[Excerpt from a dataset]
----
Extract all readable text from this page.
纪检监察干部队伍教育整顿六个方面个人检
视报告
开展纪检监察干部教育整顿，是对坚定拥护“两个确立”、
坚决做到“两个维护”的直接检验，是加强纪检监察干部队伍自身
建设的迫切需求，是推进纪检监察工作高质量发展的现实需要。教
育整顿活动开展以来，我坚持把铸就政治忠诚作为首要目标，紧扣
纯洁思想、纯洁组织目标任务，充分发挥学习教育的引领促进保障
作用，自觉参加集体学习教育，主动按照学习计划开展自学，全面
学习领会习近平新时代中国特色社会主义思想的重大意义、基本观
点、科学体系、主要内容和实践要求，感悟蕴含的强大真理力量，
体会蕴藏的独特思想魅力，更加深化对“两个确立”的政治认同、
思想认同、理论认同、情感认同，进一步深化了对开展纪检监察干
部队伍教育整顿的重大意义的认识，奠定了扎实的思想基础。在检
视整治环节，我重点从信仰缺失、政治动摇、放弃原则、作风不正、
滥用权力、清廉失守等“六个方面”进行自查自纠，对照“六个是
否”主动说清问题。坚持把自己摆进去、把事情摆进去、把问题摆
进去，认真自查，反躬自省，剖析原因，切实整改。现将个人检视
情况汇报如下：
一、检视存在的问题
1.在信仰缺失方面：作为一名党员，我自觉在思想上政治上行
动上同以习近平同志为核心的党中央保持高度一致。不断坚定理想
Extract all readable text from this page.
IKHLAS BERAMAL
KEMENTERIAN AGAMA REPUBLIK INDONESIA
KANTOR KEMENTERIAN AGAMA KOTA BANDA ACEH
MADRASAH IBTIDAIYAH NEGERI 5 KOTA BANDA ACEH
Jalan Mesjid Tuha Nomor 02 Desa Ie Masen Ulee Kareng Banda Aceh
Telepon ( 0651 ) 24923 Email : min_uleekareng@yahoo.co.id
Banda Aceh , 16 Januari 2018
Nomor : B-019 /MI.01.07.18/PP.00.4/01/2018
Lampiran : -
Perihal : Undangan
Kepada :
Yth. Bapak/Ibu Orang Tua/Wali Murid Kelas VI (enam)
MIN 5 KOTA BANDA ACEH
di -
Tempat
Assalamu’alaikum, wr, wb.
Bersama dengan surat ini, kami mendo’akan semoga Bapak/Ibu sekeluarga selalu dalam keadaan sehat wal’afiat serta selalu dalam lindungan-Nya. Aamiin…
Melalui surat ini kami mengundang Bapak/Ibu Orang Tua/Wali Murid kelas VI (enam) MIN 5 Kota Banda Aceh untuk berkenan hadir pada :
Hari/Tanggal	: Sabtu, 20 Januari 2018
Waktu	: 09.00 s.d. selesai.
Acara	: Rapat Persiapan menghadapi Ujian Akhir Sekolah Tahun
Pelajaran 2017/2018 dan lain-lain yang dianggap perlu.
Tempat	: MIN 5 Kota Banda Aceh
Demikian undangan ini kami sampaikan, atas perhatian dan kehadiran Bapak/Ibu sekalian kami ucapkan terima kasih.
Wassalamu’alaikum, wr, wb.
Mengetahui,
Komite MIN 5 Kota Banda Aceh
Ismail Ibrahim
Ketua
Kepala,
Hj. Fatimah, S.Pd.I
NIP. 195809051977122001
----
▶ GIVEN REQUEST:
Report each line of the material above where the word "Murid" appears.

▶ COMPLETE ANSWER:
Yth. Bapak/Ibu Orang Tua/Wali Murid Kelas VI (enam)
Melalui surat ini kami mengundang Bapak/Ibu Orang Tua/Wali Murid kelas VI (enam) MIN 5 Kota Banda Aceh untuk berkenan hadir pada :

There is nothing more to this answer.